Instructions for the task » Wherever the word "WEGC" appears in a line, extract that line.

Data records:
────

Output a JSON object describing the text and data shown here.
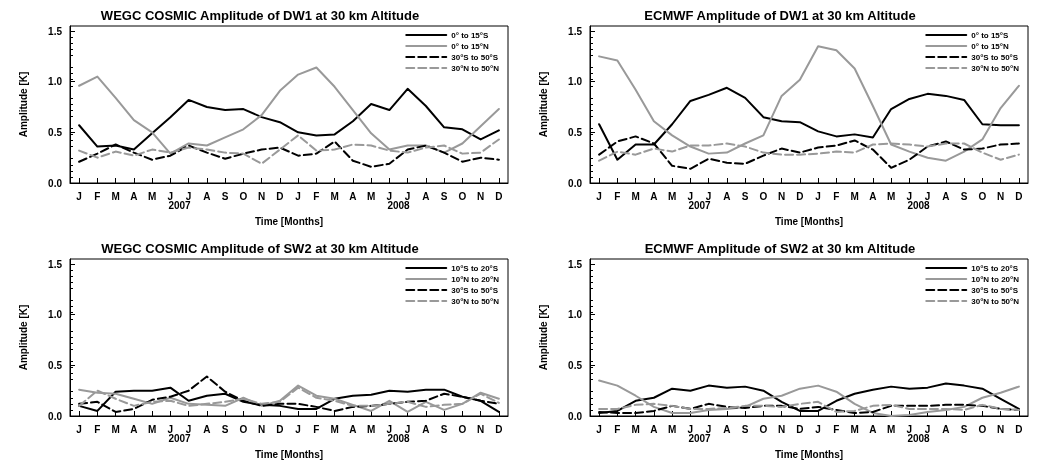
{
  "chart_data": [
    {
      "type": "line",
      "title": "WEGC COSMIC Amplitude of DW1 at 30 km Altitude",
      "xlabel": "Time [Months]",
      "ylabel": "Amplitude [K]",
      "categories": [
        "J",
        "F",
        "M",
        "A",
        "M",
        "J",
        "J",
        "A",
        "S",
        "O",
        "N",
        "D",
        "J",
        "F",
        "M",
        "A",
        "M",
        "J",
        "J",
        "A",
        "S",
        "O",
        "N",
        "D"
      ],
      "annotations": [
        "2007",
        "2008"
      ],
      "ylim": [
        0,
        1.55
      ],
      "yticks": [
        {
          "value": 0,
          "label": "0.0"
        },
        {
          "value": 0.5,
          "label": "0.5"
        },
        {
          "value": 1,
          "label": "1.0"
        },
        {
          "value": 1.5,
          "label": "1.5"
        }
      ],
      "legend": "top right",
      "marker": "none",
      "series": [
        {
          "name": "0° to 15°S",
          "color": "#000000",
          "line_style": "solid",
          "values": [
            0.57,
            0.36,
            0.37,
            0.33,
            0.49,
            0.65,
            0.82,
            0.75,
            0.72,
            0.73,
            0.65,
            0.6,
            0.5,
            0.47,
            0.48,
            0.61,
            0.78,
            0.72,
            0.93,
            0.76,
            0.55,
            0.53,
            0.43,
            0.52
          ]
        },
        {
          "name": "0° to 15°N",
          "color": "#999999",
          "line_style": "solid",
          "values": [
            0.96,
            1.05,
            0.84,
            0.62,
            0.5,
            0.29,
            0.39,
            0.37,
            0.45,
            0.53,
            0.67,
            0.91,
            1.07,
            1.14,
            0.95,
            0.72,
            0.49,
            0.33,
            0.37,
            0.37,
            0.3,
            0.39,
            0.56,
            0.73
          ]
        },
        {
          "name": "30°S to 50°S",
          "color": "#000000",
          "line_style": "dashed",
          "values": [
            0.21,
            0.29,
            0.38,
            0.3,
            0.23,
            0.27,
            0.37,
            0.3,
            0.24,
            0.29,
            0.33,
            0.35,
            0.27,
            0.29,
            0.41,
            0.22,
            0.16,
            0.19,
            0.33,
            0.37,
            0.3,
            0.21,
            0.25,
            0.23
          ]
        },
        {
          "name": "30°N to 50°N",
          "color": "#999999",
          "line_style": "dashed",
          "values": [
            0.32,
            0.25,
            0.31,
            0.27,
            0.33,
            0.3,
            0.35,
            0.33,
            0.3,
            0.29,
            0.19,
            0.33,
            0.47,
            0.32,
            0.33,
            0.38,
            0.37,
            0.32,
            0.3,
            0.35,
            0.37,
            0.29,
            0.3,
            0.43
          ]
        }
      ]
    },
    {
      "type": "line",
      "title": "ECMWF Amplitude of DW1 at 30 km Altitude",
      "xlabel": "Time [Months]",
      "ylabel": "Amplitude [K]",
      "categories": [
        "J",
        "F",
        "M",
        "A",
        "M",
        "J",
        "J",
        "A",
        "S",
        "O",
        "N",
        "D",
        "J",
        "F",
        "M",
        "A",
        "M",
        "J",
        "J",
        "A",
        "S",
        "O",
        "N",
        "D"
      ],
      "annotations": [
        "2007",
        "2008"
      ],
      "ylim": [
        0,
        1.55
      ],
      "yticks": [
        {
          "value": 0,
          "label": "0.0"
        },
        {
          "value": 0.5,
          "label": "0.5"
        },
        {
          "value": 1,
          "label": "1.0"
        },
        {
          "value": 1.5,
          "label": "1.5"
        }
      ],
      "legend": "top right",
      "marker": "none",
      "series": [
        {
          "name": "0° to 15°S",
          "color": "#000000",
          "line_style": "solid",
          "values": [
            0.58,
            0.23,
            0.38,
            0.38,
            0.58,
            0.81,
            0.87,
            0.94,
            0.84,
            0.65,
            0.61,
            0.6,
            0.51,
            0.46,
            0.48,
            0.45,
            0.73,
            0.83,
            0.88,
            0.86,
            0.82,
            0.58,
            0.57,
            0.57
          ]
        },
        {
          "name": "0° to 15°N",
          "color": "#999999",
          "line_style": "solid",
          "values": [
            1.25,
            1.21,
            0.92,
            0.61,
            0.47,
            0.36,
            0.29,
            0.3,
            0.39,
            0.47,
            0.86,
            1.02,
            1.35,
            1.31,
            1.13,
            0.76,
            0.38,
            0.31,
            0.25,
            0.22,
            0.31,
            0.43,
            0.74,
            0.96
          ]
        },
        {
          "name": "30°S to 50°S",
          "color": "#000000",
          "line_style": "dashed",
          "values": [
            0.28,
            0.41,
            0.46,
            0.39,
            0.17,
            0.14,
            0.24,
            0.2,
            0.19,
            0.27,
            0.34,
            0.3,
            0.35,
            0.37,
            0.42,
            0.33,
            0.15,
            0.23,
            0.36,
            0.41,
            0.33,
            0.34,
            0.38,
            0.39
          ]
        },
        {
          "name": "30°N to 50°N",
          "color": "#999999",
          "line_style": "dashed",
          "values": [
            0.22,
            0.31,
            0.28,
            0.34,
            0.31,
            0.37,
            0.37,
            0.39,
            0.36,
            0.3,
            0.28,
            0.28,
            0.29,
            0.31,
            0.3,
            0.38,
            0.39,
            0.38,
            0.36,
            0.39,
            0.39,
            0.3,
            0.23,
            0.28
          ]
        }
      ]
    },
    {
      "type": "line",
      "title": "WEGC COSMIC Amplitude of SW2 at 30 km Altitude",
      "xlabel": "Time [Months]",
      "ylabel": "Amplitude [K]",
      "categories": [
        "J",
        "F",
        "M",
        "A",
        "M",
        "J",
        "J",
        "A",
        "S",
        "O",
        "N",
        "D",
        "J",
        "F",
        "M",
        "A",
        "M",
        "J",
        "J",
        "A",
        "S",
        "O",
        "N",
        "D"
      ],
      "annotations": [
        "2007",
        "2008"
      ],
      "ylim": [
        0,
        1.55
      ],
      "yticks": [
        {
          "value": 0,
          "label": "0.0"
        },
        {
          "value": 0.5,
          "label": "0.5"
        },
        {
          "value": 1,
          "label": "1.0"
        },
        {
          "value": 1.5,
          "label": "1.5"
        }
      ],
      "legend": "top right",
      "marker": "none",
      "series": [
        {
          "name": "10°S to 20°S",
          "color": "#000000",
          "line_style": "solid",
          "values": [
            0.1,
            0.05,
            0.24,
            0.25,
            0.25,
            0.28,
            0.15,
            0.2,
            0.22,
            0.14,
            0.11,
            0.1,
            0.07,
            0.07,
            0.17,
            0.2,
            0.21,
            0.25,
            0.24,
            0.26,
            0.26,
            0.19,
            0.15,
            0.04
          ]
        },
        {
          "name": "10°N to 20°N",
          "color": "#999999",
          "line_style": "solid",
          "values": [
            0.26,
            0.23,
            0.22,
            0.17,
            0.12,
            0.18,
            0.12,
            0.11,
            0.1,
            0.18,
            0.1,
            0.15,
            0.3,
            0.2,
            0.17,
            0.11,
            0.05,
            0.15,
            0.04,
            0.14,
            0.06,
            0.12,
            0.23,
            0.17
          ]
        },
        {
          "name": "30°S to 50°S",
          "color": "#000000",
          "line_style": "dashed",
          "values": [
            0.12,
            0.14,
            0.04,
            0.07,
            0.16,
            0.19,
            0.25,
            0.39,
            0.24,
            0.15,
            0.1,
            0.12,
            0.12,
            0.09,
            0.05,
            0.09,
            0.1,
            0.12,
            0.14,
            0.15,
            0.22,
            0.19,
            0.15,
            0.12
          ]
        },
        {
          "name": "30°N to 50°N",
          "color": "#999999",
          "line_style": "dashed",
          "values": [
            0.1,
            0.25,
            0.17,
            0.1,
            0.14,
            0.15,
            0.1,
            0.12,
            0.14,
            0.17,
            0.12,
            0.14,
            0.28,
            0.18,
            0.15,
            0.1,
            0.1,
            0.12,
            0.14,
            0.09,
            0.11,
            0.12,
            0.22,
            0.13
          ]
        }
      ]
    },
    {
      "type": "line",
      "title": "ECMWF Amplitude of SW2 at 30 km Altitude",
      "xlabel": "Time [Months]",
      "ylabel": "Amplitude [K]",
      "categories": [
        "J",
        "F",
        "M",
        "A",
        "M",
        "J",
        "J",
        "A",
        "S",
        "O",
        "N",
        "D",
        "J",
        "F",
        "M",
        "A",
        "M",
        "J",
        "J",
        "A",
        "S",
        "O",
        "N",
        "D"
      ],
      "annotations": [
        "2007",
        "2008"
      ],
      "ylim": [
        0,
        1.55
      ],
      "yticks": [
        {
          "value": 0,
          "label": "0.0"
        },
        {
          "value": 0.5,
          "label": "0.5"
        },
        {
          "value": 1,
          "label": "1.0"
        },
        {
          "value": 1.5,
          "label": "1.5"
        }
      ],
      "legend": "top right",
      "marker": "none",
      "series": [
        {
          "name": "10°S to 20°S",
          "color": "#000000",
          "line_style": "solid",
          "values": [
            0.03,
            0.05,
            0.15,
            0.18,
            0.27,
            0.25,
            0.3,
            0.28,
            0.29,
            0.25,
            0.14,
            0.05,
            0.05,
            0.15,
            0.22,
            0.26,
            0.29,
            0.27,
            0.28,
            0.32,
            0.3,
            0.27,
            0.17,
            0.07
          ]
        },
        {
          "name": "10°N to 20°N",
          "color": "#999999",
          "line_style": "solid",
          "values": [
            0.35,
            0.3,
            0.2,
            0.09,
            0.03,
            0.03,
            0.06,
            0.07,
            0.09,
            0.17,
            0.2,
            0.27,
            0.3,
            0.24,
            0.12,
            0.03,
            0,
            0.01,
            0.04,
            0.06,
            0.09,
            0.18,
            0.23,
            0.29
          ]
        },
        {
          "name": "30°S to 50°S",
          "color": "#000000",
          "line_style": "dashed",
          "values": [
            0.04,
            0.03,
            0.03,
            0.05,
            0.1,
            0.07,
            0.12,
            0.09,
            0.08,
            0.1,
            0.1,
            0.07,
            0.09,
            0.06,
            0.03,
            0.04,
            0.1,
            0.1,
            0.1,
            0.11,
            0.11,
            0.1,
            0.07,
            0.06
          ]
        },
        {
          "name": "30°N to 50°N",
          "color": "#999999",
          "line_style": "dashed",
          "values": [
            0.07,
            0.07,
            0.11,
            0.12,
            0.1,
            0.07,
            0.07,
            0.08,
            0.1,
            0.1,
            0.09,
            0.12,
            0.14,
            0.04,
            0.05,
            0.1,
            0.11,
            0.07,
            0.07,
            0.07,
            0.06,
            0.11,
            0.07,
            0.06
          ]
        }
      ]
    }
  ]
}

────

Correct output »
      "title": "WEGC COSMIC Amplitude of DW1 at 30 km Altitude",
      "title": "WEGC COSMIC Amplitude of SW2 at 30 km Altitude",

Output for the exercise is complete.